Copy each entry as it stands, leaving nothing out.
START Data to process
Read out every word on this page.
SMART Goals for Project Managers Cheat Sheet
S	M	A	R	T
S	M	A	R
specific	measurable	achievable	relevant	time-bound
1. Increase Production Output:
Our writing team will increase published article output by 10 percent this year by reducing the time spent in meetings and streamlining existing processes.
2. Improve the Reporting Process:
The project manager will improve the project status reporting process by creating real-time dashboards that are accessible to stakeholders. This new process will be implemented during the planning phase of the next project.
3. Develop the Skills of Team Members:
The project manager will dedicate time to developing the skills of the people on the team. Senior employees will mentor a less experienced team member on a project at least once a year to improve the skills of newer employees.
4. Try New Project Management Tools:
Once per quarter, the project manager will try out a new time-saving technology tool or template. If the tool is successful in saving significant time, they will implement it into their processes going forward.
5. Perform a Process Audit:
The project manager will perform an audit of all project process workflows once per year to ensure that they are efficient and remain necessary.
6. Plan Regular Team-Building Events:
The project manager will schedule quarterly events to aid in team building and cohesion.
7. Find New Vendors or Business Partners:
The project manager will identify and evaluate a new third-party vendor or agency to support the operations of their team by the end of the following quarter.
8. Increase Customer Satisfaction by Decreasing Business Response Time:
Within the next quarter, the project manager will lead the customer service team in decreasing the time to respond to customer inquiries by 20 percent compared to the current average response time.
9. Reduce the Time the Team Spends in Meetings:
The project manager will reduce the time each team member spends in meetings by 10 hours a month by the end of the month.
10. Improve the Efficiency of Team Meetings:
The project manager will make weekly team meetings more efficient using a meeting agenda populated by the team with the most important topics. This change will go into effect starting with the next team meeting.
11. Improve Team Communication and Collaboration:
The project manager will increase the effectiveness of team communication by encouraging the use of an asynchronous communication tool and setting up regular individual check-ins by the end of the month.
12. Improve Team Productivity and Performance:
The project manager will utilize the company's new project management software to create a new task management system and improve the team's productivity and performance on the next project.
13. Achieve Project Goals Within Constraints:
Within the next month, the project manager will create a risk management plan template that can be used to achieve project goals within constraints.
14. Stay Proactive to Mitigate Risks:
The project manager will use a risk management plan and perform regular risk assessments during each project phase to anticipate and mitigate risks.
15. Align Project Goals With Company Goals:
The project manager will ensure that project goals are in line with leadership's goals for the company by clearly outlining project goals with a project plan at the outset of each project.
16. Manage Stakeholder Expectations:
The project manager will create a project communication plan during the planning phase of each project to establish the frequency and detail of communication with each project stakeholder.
END Data to process
> Solution for this task
Read out every word on this page.
SMART Goals for Project Managers Cheat Sheet
S	M	A	R	T
S	M	A	R
specific	measurable	achievable	relevant	time-bound
1. Increase Production Output:
Our writing team will increase published article output by 10 percent this year by reducing the time spent in meetings and streamlining existing processes.
2. Improve the Reporting Process:
The project manager will improve the project status reporting process by creating real-time dashboards that are accessible to stakeholders. This new process will be implemented during the planning phase of the next project.
3. Develop the Skills of Team Members:
The project manager will dedicate time to developing the skills of the people on the team. Senior employees will mentor a less experienced team member on a project at least once a year to improve the skills of newer employees.
4. Try New Project Management Tools:
Once per quarter, the project manager will try out a new time-saving technology tool or template. If the tool is successful in saving significant time, they will implement it into their processes going forward.
5. Perform a Process Audit:
The project manager will perform an audit of all project process workflows once per year to ensure that they are efficient and remain necessary.
6. Plan Regular Team-Building Events:
The project manager will schedule quarterly events to aid in team building and cohesion.
7. Find New Vendors or Business Partners:
The project manager will identify and evaluate a new third-party vendor or agency to support the operations of their team by the end of the following quarter.
8. Increase Customer Satisfaction by Decreasing Business Response Time:
Within the next quarter, the project manager will lead the customer service team in decreasing the time to respond to customer inquiries by 20 percent compared to the current average response time.
9. Reduce the Time the Team Spends in Meetings:
The project manager will reduce the time each team member spends in meetings by 10 hours a month by the end of the month.
10. Improve the Efficiency of Team Meetings:
The project manager will make weekly team meetings more efficient using a meeting agenda populated by the team with the most important topics. This change will go into effect starting with the next team meeting.
11. Improve Team Communication and Collaboration:
The project manager will increase the effectiveness of team communication by encouraging the use of an asynchronous communication tool and setting up regular individual check-ins by the end of the month.
12. Improve Team Productivity and Performance:
The project manager will utilize the company's new project management software to create a new task management system and improve the team's productivity and performance on the next project.
13. Achieve Project Goals Within Constraints:
Within the next month, the project manager will create a risk management plan template that can be used to achieve project goals within constraints.
14. Stay Proactive to Mitigate Risks:
The project manager will use a risk management plan and perform regular risk assessments during each project phase to anticipate and mitigate risks.
15. Align Project Goals With Company Goals:
The project manager will ensure that project goals are in line with leadership's goals for the company by clearly outlining project goals with a project plan at the outset of each project.
16. Manage Stakeholder Expectations:
The project manager will create a project communication plan during the planning phase of each project to establish the frequency and detail of communication with each project stakeholder.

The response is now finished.